** BEGIN Supplied material **

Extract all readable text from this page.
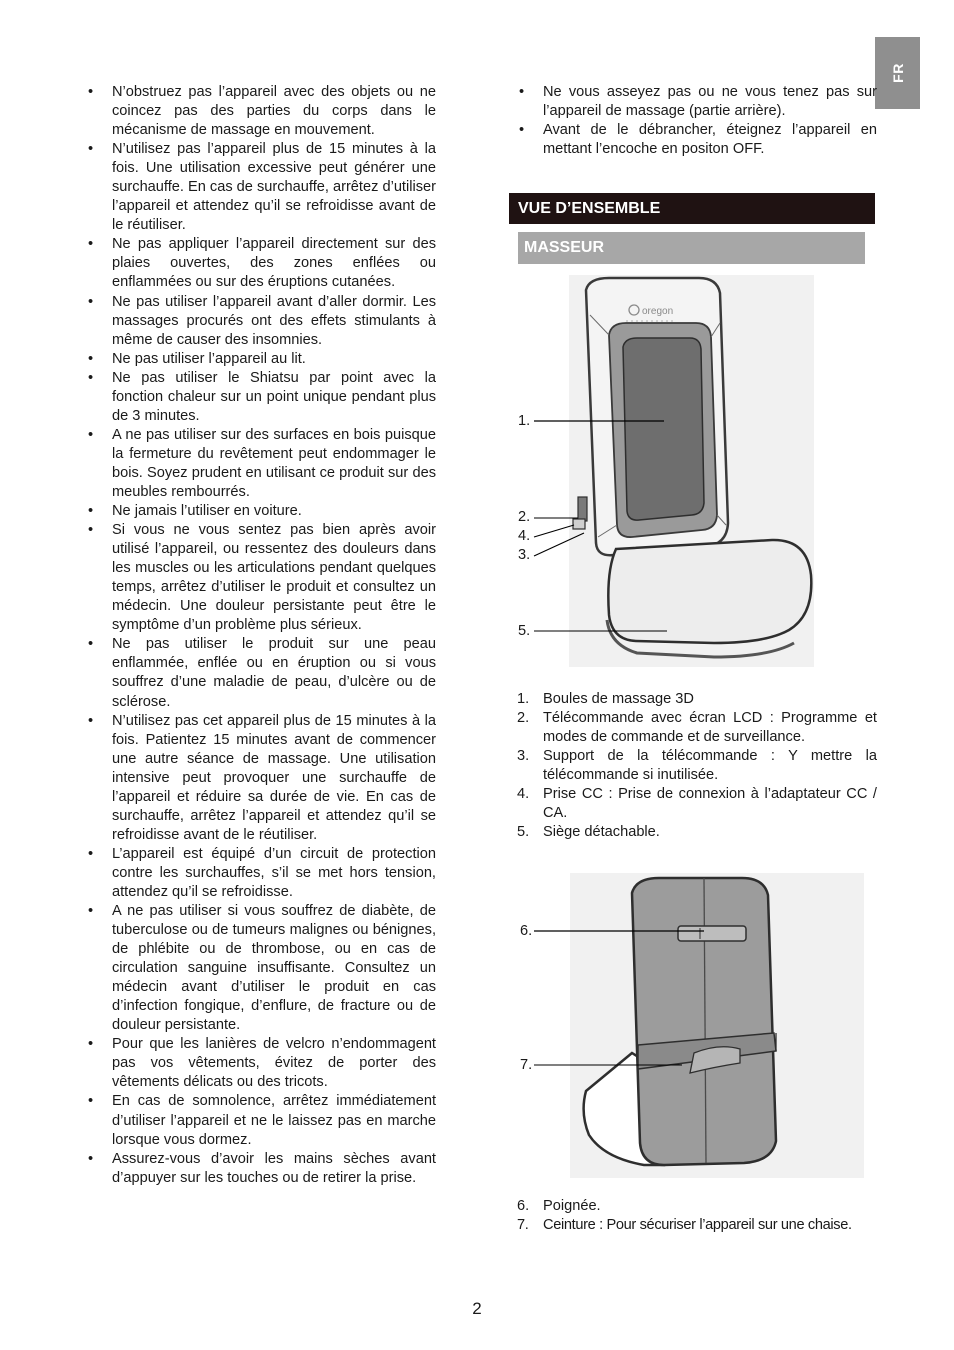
FR
• N’obstruez pas l’appareil avec des objets ou ne coincez pas des parties du corps dans le mécanisme de massage en mouvement.
• N’utilisez pas l’appareil plus de 15 minutes à la fois. Une utilisation excessive peut générer une surchauffe. En cas de surchauffe, arrêtez d’utiliser l’appareil et attendez qu’il se refroidisse avant de le réutiliser.
• Ne pas appliquer l’appareil directement sur des plaies ouvertes, des zones enflées ou enflammées ou sur des éruptions cutanées.
• Ne pas utiliser l’appareil avant d’aller dormir. Les massages procurés ont des effets stimulants à même de causer des insomnies.
• Ne pas utiliser l’appareil au lit.
• Ne pas utiliser le Shiatsu par point avec la fonction chaleur sur un point unique pendant plus de 3 minutes.
• A ne pas utiliser sur des surfaces en bois puisque la fermeture du revêtement peut endommager le bois. Soyez prudent en utilisant ce produit sur des meubles rembourrés.
• Ne jamais l’utiliser en voiture.
• Si vous ne vous sentez pas bien après avoir utilisé l’appareil, ou ressentez des douleurs dans les muscles ou les articulations pendant quelques temps, arrêtez d’utiliser le produit et consultez un médecin. Une douleur persistante peut être le symptôme d’un problème plus sérieux.
• Ne pas utiliser le produit sur une peau enflammée, enflée ou en éruption ou si vous souffrez d’une maladie de peau, d’ulcère ou de sclérose.
• N’utilisez pas cet appareil plus de 15 minutes à la fois. Patientez 15 minutes avant de commencer une autre séance de massage. Une utilisation intensive peut provoquer une surchauffe de l’appareil et réduire sa durée de vie. En cas de surchauffe, arrêtez l’appareil et attendez qu’il se refroidisse avant de le réutiliser.
• L’appareil est équipé d’un circuit de protection contre les surchauffes, s’il se met hors tension, attendez qu’il se refroidisse.
• A ne pas utiliser si vous souffrez de diabète, de tuberculose ou de tumeurs malignes ou bénignes, de phlébite ou de thrombose, ou en cas de circulation sanguine insuffisante. Consultez un médecin avant d’utiliser le produit en cas d’infection fongique, d’enflure, de fracture ou de douleur persistante.
• Pour que les lanières de velcro n’endommagent pas vos vêtements, évitez de porter des vêtements délicats ou des tricots.
• En cas de somnolence, arrêtez immédiatement d’utiliser l’appareil et ne le laissez pas en marche lorsque vous dormez.
• Assurez-vous d’avoir les mains sèches avant d’appuyer sur les touches ou de retirer la prise.
• Ne vous asseyez pas ou ne vous tenez pas sur l’appareil de massage (partie arrière).
• Avant de le débrancher, éteignez l’appareil en mettant l’encoche en positon OFF.
VUE D’ENSEMBLE
MASSEUR
oregon
1.
2.
4.
3.
5.
1. Boules de massage 3D
2. Télécommande avec écran LCD : Programme et modes de commande et de surveillance.
3. Support de la télécommande : Y mettre la télécommande si inutilisée.
4. Prise CC : Prise de connexion à l’adaptateur CC / CA.
5. Siège détachable.
6.
7.
6. Poignée.
7. Ceinture : Pour sécuriser l’appareil sur une chaise.
2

** END Supplied material **

▶ **Work to do**
Every line in the data above that contains "Pour" needs to be copied.

▶ **Solution for this exercise**
• Pour que les lanières de velcro n’endommagent pas vos vêtements, évitez de porter des vêtements délicats ou des tricots.
7. Ceinture : Pour sécuriser l’appareil sur une chaise.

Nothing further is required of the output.